-- START OF EXTRACTED RECORDS --

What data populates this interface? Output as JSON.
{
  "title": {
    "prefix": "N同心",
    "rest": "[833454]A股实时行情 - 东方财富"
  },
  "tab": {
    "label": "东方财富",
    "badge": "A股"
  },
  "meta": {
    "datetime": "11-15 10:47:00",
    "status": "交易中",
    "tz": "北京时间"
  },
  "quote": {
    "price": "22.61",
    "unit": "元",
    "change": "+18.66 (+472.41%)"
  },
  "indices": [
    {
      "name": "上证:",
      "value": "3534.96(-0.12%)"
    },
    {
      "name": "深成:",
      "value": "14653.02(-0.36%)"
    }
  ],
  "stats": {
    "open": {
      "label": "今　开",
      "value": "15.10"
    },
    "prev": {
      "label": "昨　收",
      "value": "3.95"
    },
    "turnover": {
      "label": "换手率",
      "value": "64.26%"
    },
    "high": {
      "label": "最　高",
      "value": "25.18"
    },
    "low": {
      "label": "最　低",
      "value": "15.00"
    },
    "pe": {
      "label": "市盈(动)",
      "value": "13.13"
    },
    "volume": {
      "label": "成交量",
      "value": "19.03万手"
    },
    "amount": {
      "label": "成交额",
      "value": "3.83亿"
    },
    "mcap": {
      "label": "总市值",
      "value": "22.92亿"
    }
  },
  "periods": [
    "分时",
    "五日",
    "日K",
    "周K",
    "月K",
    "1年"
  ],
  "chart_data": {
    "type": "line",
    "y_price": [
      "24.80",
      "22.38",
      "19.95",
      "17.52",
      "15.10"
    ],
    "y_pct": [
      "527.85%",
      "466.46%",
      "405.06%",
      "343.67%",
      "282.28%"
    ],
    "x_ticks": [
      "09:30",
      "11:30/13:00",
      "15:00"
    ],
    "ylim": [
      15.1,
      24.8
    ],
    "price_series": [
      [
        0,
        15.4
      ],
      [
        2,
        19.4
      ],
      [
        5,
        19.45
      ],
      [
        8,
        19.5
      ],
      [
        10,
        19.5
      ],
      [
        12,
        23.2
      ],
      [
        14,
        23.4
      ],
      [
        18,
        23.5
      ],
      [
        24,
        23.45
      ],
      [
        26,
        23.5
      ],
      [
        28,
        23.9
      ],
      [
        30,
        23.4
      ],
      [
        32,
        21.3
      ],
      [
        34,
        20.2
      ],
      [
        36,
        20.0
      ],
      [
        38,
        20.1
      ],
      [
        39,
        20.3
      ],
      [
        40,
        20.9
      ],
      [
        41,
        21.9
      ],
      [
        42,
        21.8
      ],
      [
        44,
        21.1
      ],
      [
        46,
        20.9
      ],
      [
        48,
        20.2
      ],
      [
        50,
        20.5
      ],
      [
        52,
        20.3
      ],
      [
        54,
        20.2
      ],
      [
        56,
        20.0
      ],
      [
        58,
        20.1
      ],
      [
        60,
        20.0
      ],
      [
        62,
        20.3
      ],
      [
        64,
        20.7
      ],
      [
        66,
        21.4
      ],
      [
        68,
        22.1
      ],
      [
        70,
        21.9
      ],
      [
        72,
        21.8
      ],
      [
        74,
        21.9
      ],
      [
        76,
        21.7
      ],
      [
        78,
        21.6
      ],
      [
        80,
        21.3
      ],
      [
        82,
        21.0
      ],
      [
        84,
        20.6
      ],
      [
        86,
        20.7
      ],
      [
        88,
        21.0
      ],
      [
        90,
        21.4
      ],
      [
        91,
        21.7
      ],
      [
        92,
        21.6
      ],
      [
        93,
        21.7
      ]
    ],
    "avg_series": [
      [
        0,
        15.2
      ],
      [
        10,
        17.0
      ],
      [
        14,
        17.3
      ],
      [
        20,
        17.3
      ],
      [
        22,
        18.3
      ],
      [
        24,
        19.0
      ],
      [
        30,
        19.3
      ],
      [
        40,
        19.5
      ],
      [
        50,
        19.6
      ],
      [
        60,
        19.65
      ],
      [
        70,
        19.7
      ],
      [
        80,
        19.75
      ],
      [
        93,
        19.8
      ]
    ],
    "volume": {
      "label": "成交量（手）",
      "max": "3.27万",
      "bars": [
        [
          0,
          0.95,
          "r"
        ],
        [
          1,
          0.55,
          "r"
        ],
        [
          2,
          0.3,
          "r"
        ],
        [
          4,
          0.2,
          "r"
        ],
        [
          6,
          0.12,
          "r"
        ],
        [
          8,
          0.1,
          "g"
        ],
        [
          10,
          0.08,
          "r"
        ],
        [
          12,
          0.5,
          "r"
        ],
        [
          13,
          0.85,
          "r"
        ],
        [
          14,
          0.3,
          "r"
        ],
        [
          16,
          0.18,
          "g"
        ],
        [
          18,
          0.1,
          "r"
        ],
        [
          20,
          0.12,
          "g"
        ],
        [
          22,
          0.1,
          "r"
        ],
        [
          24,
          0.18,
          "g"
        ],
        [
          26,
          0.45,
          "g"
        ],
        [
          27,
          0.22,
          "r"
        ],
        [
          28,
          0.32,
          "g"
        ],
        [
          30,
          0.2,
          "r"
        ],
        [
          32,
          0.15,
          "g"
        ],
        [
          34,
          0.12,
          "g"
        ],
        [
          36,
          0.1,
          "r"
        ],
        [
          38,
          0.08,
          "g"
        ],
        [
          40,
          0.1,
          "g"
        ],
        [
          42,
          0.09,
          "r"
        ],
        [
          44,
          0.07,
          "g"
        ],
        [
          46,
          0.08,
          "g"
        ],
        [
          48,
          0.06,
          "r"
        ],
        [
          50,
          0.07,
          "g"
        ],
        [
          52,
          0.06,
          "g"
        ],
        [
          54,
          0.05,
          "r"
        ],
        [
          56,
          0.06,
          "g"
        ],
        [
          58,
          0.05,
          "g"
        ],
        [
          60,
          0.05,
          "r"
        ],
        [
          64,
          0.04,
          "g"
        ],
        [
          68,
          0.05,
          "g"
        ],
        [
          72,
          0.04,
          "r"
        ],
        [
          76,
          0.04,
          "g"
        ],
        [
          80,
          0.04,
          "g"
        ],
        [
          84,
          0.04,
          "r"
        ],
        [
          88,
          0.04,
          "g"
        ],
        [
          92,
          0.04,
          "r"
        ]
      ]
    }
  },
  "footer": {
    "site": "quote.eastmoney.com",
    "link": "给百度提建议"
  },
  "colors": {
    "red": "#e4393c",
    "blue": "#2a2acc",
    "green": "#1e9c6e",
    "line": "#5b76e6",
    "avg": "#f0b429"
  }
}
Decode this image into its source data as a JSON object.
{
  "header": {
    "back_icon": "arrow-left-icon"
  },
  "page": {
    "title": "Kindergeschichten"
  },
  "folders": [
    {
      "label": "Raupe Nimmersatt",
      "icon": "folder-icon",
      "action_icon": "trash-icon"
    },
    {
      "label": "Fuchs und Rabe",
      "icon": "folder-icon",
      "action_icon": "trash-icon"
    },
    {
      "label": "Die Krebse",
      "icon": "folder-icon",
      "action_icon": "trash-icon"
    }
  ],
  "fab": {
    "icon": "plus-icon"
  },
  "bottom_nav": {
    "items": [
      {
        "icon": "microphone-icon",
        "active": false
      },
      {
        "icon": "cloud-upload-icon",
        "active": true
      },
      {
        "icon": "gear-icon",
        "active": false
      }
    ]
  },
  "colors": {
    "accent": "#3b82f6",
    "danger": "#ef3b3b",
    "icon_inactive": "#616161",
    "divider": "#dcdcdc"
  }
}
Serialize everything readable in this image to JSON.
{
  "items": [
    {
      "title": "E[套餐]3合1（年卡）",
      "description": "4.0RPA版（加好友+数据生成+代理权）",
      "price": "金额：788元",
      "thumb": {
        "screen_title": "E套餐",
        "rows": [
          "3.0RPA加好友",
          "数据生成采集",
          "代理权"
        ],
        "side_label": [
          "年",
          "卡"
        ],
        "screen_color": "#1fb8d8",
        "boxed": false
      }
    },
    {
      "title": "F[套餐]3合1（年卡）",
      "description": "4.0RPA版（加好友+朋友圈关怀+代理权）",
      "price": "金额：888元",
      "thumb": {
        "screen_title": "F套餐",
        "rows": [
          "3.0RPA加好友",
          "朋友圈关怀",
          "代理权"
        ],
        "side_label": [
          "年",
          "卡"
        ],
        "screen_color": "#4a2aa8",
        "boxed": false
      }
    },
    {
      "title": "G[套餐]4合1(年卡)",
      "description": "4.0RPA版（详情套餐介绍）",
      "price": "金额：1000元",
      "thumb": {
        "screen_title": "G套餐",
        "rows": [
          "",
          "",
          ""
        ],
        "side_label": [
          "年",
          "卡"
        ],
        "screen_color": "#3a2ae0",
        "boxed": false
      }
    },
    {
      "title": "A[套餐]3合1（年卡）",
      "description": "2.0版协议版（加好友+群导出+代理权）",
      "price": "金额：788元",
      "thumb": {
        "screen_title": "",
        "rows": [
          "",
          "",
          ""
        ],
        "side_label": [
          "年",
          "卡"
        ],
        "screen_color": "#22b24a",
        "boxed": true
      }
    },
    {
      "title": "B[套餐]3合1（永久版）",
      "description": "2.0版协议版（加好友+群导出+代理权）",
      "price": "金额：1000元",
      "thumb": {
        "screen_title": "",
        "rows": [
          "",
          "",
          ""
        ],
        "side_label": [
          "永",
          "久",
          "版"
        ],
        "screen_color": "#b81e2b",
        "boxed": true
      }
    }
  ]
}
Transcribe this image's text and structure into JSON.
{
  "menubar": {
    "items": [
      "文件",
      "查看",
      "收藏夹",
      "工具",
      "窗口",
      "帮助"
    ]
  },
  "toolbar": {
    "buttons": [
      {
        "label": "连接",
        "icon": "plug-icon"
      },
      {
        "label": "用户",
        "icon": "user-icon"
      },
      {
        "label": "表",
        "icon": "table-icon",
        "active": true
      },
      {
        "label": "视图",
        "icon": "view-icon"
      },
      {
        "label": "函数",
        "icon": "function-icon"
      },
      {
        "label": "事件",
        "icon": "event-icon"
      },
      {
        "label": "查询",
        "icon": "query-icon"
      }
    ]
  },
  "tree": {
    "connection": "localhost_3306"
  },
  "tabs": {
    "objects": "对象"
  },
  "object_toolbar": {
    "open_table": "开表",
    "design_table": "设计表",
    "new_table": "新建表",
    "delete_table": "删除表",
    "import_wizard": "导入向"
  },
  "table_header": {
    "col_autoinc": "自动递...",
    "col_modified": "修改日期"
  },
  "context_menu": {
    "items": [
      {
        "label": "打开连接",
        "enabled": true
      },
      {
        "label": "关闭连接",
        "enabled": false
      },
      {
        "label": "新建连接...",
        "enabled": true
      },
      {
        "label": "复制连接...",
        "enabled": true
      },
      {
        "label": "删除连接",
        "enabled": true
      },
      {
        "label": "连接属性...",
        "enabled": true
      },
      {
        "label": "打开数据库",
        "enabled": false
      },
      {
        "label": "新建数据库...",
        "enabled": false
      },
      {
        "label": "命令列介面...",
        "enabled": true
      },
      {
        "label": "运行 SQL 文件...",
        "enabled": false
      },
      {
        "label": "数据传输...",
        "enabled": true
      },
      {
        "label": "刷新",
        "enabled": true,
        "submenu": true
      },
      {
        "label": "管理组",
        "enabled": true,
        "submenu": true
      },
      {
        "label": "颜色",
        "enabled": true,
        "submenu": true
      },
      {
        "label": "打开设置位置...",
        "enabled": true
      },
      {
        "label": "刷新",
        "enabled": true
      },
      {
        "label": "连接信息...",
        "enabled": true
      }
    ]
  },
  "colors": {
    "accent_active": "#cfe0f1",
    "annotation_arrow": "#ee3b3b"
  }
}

-- END OF EXTRACTED RECORDS --

SET PROBLEM
Go through the records and gather the lines that hold "朋友圈关怀".

THE SOLUTION
      "description": "4.0RPA版（加好友+朋友圈关怀+代理权）",
          "朋友圈关怀",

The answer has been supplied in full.